» **Action item**
Since the pictures are not wanted, copy only the text of every record exactly.

» **Records for this exercise**
==========
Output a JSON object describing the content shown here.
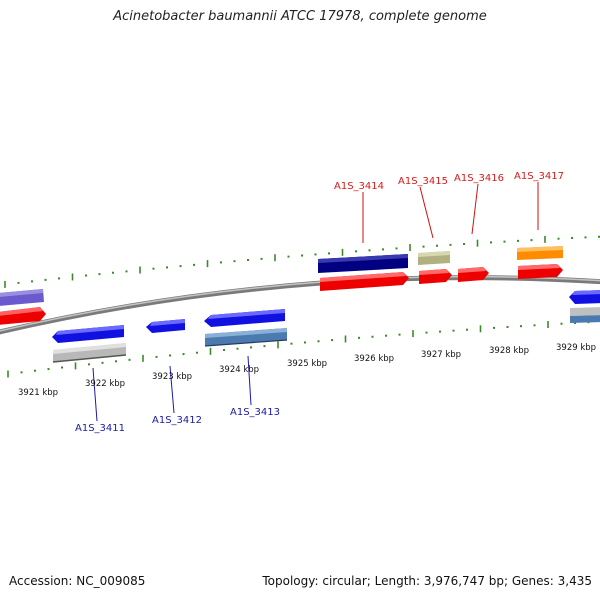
{
  "title": "Acinetobacter baumannii ATCC 17978, complete genome",
  "footer": {
    "accession": "Accession: NC_009085",
    "topology": "Topology: circular; Length: 3,976,747 bp; Genes: 3,435"
  },
  "colors": {
    "backbone": "#8a8a8a",
    "tick_mark": "#3a8a2a",
    "forward_label": "#d81a1a",
    "reverse_label": "#1a1aaa"
  },
  "kbp_labels": [
    "3921 kbp",
    "3922 kbp",
    "3923 kbp",
    "3924 kbp",
    "3925 kbp",
    "3926 kbp",
    "3927 kbp",
    "3928 kbp",
    "3929 kbp"
  ],
  "gene_labels": {
    "forward": [
      "A1S_3414",
      "A1S_3415",
      "A1S_3416",
      "A1S_3417"
    ],
    "reverse": [
      "A1S_3411",
      "A1S_3412",
      "A1S_3413"
    ]
  }
}
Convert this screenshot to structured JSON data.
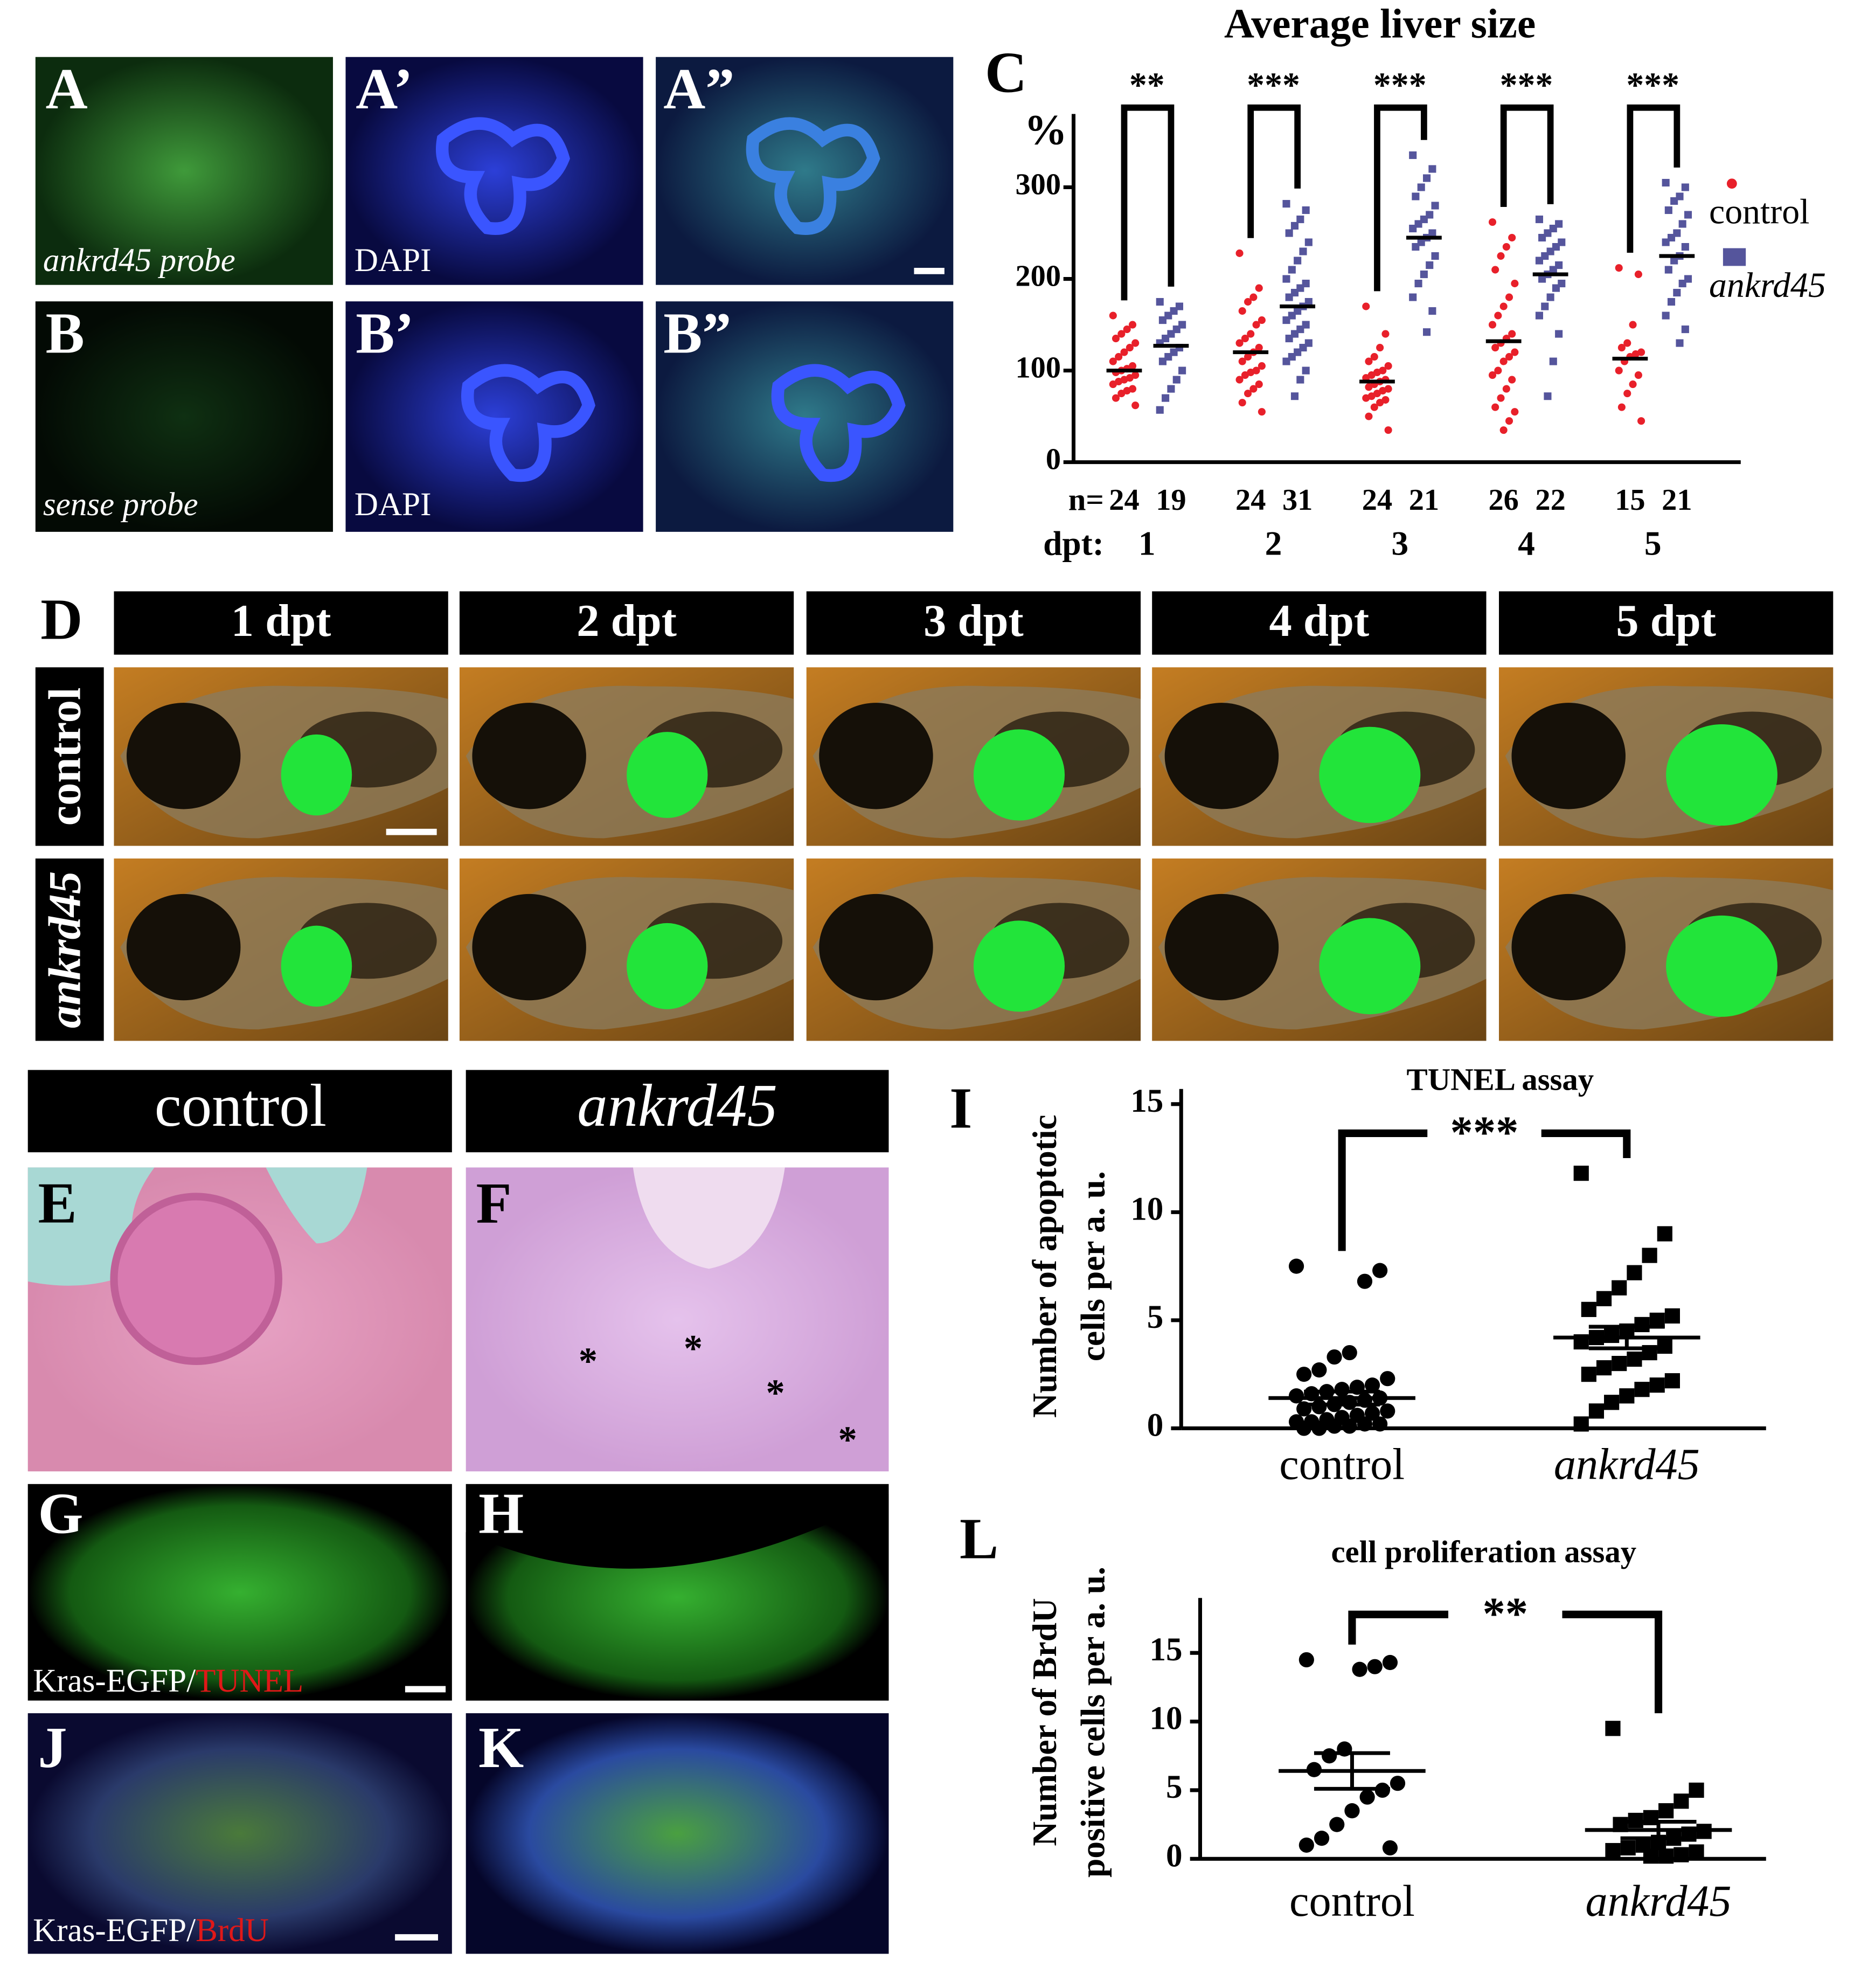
{
  "figure": {
    "panel_labels": [
      "A",
      "A’",
      "A”",
      "B",
      "B’",
      "B”",
      "C",
      "D",
      "E",
      "F",
      "G",
      "H",
      "I",
      "J",
      "K",
      "L"
    ],
    "captions": [
      "ankrd45 probe",
      "DAPI",
      "sense probe",
      "DAPI"
    ],
    "d_columns": [
      "1 dpt",
      "2 dpt",
      "3 dpt",
      "4 dpt",
      "5 dpt"
    ],
    "d_rows": [
      "control",
      "ankrd45"
    ],
    "ef_headers": [
      "control",
      "ankrd45"
    ],
    "f_marks": [
      "*",
      "*",
      "*",
      "*"
    ],
    "g_caption": [
      "Kras-EGFP/",
      "TUNEL"
    ],
    "j_caption": [
      "Kras-EGFP/",
      "BrdU"
    ]
  },
  "chart_data": [
    {
      "type": "strip",
      "title": "Average liver size",
      "y_label": "%",
      "x_label": "dpt:",
      "n_label": "n=",
      "categories": [
        "1",
        "2",
        "3",
        "4",
        "5"
      ],
      "significance": [
        "**",
        "***",
        "***",
        "***",
        "***"
      ],
      "ylim": [
        0,
        380
      ],
      "yticks": [
        0,
        100,
        200,
        300
      ],
      "legend": "right",
      "series": [
        {
          "name": "control",
          "color": "#e8202a",
          "marker": "circle",
          "n": [
            24,
            24,
            24,
            26,
            15
          ],
          "values": [
            100,
            120,
            88,
            132,
            113
          ],
          "points": [
            [
              160,
              150,
              145,
              140,
              135,
              130,
              125,
              120,
              115,
              110,
              105,
              102,
              100,
              98,
              95,
              92,
              90,
              88,
              85,
              80,
              78,
              75,
              70,
              62
            ],
            [
              228,
              190,
              180,
              175,
              165,
              155,
              150,
              140,
              135,
              130,
              125,
              120,
              115,
              110,
              105,
              100,
              98,
              95,
              90,
              85,
              80,
              75,
              65,
              55
            ],
            [
              170,
              140,
              125,
              115,
              110,
              105,
              100,
              98,
              95,
              92,
              90,
              88,
              85,
              82,
              80,
              78,
              75,
              72,
              70,
              68,
              65,
              60,
              50,
              35
            ],
            [
              262,
              245,
              235,
              225,
              210,
              195,
              180,
              170,
              160,
              150,
              140,
              135,
              130,
              125,
              120,
              115,
              110,
              100,
              95,
              90,
              80,
              70,
              60,
              55,
              45,
              35
            ],
            [
              212,
              205,
              150,
              130,
              125,
              120,
              118,
              115,
              110,
              100,
              95,
              85,
              75,
              60,
              45
            ]
          ]
        },
        {
          "name": "ankrd45",
          "color": "#55559c",
          "marker": "square",
          "n": [
            19,
            31,
            21,
            22,
            21
          ],
          "values": [
            127,
            170,
            245,
            205,
            225
          ],
          "points": [
            [
              175,
              170,
              165,
              160,
              155,
              150,
              145,
              140,
              135,
              130,
              125,
              120,
              115,
              110,
              100,
              90,
              80,
              70,
              57
            ],
            [
              282,
              275,
              265,
              258,
              250,
              240,
              230,
              220,
              210,
              200,
              195,
              190,
              185,
              180,
              175,
              170,
              165,
              160,
              155,
              150,
              145,
              140,
              135,
              130,
              125,
              120,
              115,
              110,
              100,
              90,
              72
            ],
            [
              335,
              320,
              310,
              300,
              290,
              280,
              270,
              265,
              260,
              255,
              250,
              245,
              240,
              235,
              225,
              215,
              205,
              195,
              180,
              165,
              142
            ],
            [
              265,
              260,
              255,
              250,
              245,
              240,
              235,
              230,
              225,
              220,
              215,
              210,
              205,
              200,
              195,
              190,
              180,
              170,
              160,
              140,
              110,
              72
            ],
            [
              305,
              300,
              290,
              285,
              275,
              270,
              260,
              250,
              245,
              240,
              235,
              225,
              220,
              210,
              200,
              195,
              185,
              175,
              160,
              145,
              130
            ]
          ]
        }
      ]
    },
    {
      "type": "dot",
      "title": "TUNEL assay",
      "y_label": [
        "Number of apoptotic",
        "cells per  a. u."
      ],
      "categories": [
        "control",
        "ankrd45"
      ],
      "significance": "***",
      "color": "#000000",
      "markers": [
        "circle",
        "square"
      ],
      "ylim": [
        0,
        15.7
      ],
      "yticks": [
        0,
        5,
        10,
        15
      ],
      "values": [
        1.4,
        4.2
      ],
      "errors": [
        0.3,
        0.5
      ],
      "points": [
        [
          7.5,
          7.3,
          6.8,
          3.5,
          3.3,
          2.7,
          2.5,
          2.3,
          2.0,
          1.9,
          1.8,
          1.7,
          1.6,
          1.5,
          1.4,
          1.3,
          1.2,
          1.1,
          1.0,
          0.9,
          0.8,
          0.7,
          0.6,
          0.5,
          0.4,
          0.3,
          0.3,
          0.2,
          0.2,
          0.1,
          0.1,
          0.0,
          0.0
        ],
        [
          11.8,
          9.0,
          8.0,
          7.2,
          6.5,
          6.0,
          5.5,
          5.2,
          5.0,
          4.8,
          4.5,
          4.3,
          4.2,
          4.0,
          3.8,
          3.5,
          3.2,
          3.0,
          2.8,
          2.5,
          2.2,
          2.0,
          1.8,
          1.5,
          1.2,
          0.8,
          0.2
        ]
      ]
    },
    {
      "type": "dot",
      "title": "cell proliferation assay",
      "y_label": [
        "Number of BrdU",
        "positive cells per  a. u."
      ],
      "categories": [
        "control",
        "ankrd45"
      ],
      "significance": "**",
      "color": "#000000",
      "markers": [
        "circle",
        "square"
      ],
      "ylim": [
        0,
        19
      ],
      "yticks": [
        0,
        5,
        10,
        15
      ],
      "values": [
        6.4,
        2.1
      ],
      "errors": [
        1.3,
        0.6
      ],
      "points": [
        [
          14.5,
          14.3,
          14.0,
          13.8,
          8.0,
          7.5,
          6.5,
          5.5,
          5.0,
          4.5,
          3.5,
          2.5,
          1.5,
          1.0,
          0.8
        ],
        [
          9.5,
          5.0,
          4.2,
          3.5,
          3.0,
          2.8,
          2.5,
          2.0,
          1.8,
          1.5,
          1.2,
          1.0,
          0.8,
          0.6,
          0.5,
          0.3,
          0.2,
          0.2
        ]
      ]
    }
  ]
}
==========
» **Exercise solution**
Output a JSON object describing the content shown here.
{
  "title": "Acinetobacter baumannii ATCC 17978, complete genome",
  "footer": {
    "accession": "Accession: NC_009085",
    "topology": "Topology: circular; Length: 3,976,747 bp; Genes: 3,435"
  },
  "colors": {
    "backbone": "#8a8a8a",
    "tick_mark": "#3a8a2a",
    "forward_label": "#d81a1a",
    "reverse_label": "#1a1aaa"
  },
  "kbp_labels": [
    "3921 kbp",
    "3922 kbp",
    "3923 kbp",
    "3924 kbp",
    "3925 kbp",
    "3926 kbp",
    "3927 kbp",
    "3928 kbp",
    "3929 kbp"
  ],
  "gene_labels": {
    "forward": [
      "A1S_3414",
      "A1S_3415",
      "A1S_3416",
      "A1S_3417"
    ],
    "reverse": [
      "A1S_3411",
      "A1S_3412",
      "A1S_3413"
    ]
  }
}
Convert this screenshot to structured JSON data.
{
  "figure": {
    "panel_labels": [
      "A",
      "A’",
      "A”",
      "B",
      "B’",
      "B”",
      "C",
      "D",
      "E",
      "F",
      "G",
      "H",
      "I",
      "J",
      "K",
      "L"
    ],
    "captions": [
      "ankrd45 probe",
      "DAPI",
      "sense probe",
      "DAPI"
    ],
    "d_columns": [
      "1 dpt",
      "2 dpt",
      "3 dpt",
      "4 dpt",
      "5 dpt"
    ],
    "d_rows": [
      "control",
      "ankrd45"
    ],
    "ef_headers": [
      "control",
      "ankrd45"
    ],
    "f_marks": [
      "*",
      "*",
      "*",
      "*"
    ],
    "g_caption": [
      "Kras-EGFP/",
      "TUNEL"
    ],
    "j_caption": [
      "Kras-EGFP/",
      "BrdU"
    ]
  },
  "chart_data": [
    {
      "type": "strip",
      "title": "Average liver size",
      "y_label": "%",
      "x_label": "dpt:",
      "n_label": "n=",
      "categories": [
        "1",
        "2",
        "3",
        "4",
        "5"
      ],
      "significance": [
        "**",
        "***",
        "***",
        "***",
        "***"
      ],
      "ylim": [
        0,
        380
      ],
      "yticks": [
        0,
        100,
        200,
        300
      ],
      "legend": "right",
      "series": [
        {
          "name": "control",
          "color": "#e8202a",
          "marker": "circle",
          "n": [
            24,
            24,
            24,
            26,
            15
          ],
          "values": [
            100,
            120,
            88,
            132,
            113
          ],
          "points": [
            [
              160,
              150,
              145,
              140,
              135,
              130,
              125,
              120,
              115,
              110,
              105,
              102,
              100,
              98,
              95,
              92,
              90,
              88,
              85,
              80,
              78,
              75,
              70,
              62
            ],
            [
              228,
              190,
              180,
              175,
              165,
              155,
              150,
              140,
              135,
              130,
              125,
              120,
              115,
              110,
              105,
              100,
              98,
              95,
              90,
              85,
              80,
              75,
              65,
              55
            ],
            [
              170,
              140,
              125,
              115,
              110,
              105,
              100,
              98,
              95,
              92,
              90,
              88,
              85,
              82,
              80,
              78,
              75,
              72,
              70,
              68,
              65,
              60,
              50,
              35
            ],
            [
              262,
              245,
              235,
              225,
              210,
              195,
              180,
              170,
              160,
              150,
              140,
              135,
              130,
              125,
              120,
              115,
              110,
              100,
              95,
              90,
              80,
              70,
              60,
              55,
              45,
              35
            ],
            [
              212,
              205,
              150,
              130,
              125,
              120,
              118,
              115,
              110,
              100,
              95,
              85,
              75,
              60,
              45
            ]
          ]
        },
        {
          "name": "ankrd45",
          "color": "#55559c",
          "marker": "square",
          "n": [
            19,
            31,
            21,
            22,
            21
          ],
          "values": [
            127,
            170,
            245,
            205,
            225
          ],
          "points": [
            [
              175,
              170,
              165,
              160,
              155,
              150,
              145,
              140,
              135,
              130,
              125,
              120,
              115,
              110,
              100,
              90,
              80,
              70,
              57
            ],
            [
              282,
              275,
              265,
              258,
              250,
              240,
              230,
              220,
              210,
              200,
              195,
              190,
              185,
              180,
              175,
              170,
              165,
              160,
              155,
              150,
              145,
              140,
              135,
              130,
              125,
              120,
              115,
              110,
              100,
              90,
              72
            ],
            [
              335,
              320,
              310,
              300,
              290,
              280,
              270,
              265,
              260,
              255,
              250,
              245,
              240,
              235,
              225,
              215,
              205,
              195,
              180,
              165,
              142
            ],
            [
              265,
              260,
              255,
              250,
              245,
              240,
              235,
              230,
              225,
              220,
              215,
              210,
              205,
              200,
              195,
              190,
              180,
              170,
              160,
              140,
              110,
              72
            ],
            [
              305,
              300,
              290,
              285,
              275,
              270,
              260,
              250,
              245,
              240,
              235,
              225,
              220,
              210,
              200,
              195,
              185,
              175,
              160,
              145,
              130
            ]
          ]
        }
      ]
    },
    {
      "type": "dot",
      "title": "TUNEL assay",
      "y_label": [
        "Number of apoptotic",
        "cells per  a. u."
      ],
      "categories": [
        "control",
        "ankrd45"
      ],
      "significance": "***",
      "color": "#000000",
      "markers": [
        "circle",
        "square"
      ],
      "ylim": [
        0,
        15.7
      ],
      "yticks": [
        0,
        5,
        10,
        15
      ],
      "values": [
        1.4,
        4.2
      ],
      "errors": [
        0.3,
        0.5
      ],
      "points": [
        [
          7.5,
          7.3,
          6.8,
          3.5,
          3.3,
          2.7,
          2.5,
          2.3,
          2.0,
          1.9,
          1.8,
          1.7,
          1.6,
          1.5,
          1.4,
          1.3,
          1.2,
          1.1,
          1.0,
          0.9,
          0.8,
          0.7,
          0.6,
          0.5,
          0.4,
          0.3,
          0.3,
          0.2,
          0.2,
          0.1,
          0.1,
          0.0,
          0.0
        ],
        [
          11.8,
          9.0,
          8.0,
          7.2,
          6.5,
          6.0,
          5.5,
          5.2,
          5.0,
          4.8,
          4.5,
          4.3,
          4.2,
          4.0,
          3.8,
          3.5,
          3.2,
          3.0,
          2.8,
          2.5,
          2.2,
          2.0,
          1.8,
          1.5,
          1.2,
          0.8,
          0.2
        ]
      ]
    },
    {
      "type": "dot",
      "title": "cell proliferation assay",
      "y_label": [
        "Number of BrdU",
        "positive cells per  a. u."
      ],
      "categories": [
        "control",
        "ankrd45"
      ],
      "significance": "**",
      "color": "#000000",
      "markers": [
        "circle",
        "square"
      ],
      "ylim": [
        0,
        19
      ],
      "yticks": [
        0,
        5,
        10,
        15
      ],
      "values": [
        6.4,
        2.1
      ],
      "errors": [
        1.3,
        0.6
      ],
      "points": [
        [
          14.5,
          14.3,
          14.0,
          13.8,
          8.0,
          7.5,
          6.5,
          5.5,
          5.0,
          4.5,
          3.5,
          2.5,
          1.5,
          1.0,
          0.8
        ],
        [
          9.5,
          5.0,
          4.2,
          3.5,
          3.0,
          2.8,
          2.5,
          2.0,
          1.8,
          1.5,
          1.2,
          1.0,
          0.8,
          0.6,
          0.5,
          0.3,
          0.2,
          0.2
        ]
      ]
    }
  ]
}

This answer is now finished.